Problem description:
Check each line of the data for "subject" and select those that have it.

Data section:
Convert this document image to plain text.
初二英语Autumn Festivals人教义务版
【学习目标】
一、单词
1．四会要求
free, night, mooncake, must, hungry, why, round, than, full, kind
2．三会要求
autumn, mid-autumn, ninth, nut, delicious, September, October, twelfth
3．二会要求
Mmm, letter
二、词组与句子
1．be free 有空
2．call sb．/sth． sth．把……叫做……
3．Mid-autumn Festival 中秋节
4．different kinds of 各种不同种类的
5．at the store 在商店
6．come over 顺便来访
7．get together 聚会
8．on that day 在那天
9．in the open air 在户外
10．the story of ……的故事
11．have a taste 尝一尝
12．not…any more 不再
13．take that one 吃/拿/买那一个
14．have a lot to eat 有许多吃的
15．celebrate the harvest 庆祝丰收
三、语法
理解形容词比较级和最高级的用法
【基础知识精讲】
---
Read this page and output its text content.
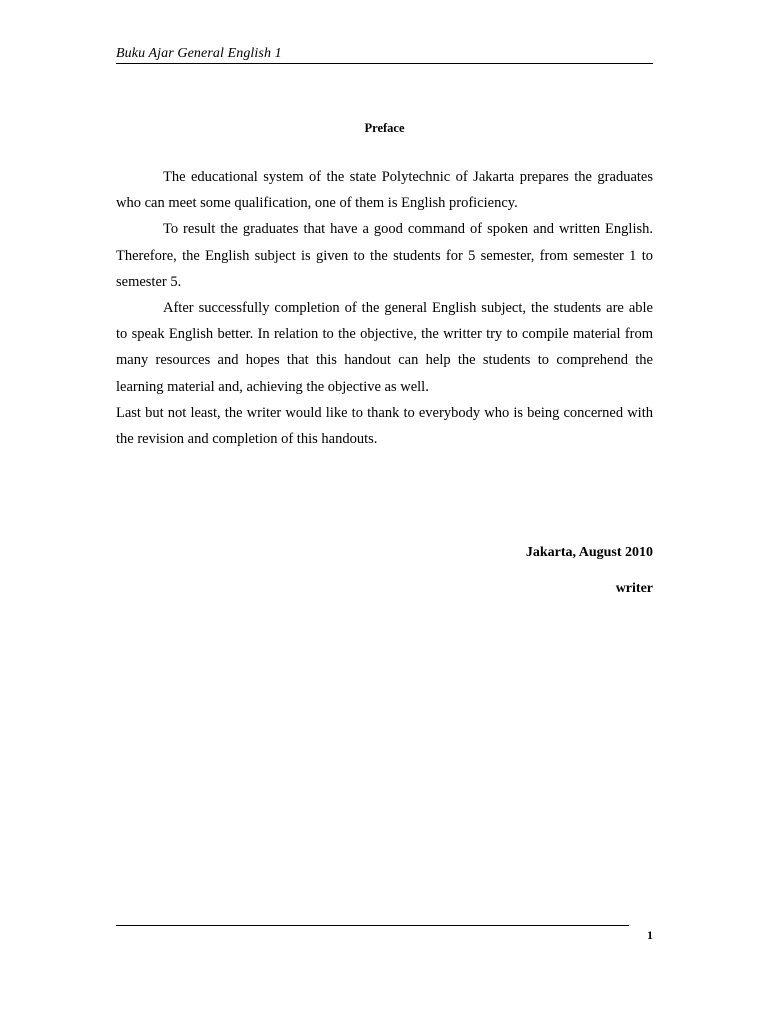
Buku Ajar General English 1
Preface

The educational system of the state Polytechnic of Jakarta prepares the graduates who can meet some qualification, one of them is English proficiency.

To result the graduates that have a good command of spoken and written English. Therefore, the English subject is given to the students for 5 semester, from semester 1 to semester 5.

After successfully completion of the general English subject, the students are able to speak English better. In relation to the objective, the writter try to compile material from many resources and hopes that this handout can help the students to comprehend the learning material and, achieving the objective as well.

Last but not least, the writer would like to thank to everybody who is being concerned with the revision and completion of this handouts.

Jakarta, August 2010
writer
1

In response:
To result the graduates that have a good command of spoken and written English. Therefore, the English subject is given to the students for 5 semester, from semester 1 to semester 5.
After successfully completion of the general English subject, the students are able to speak English better. In relation to the objective, the writter try to compile material from many resources and hopes that this handout can help the students to comprehend the learning material and, achieving the objective as well.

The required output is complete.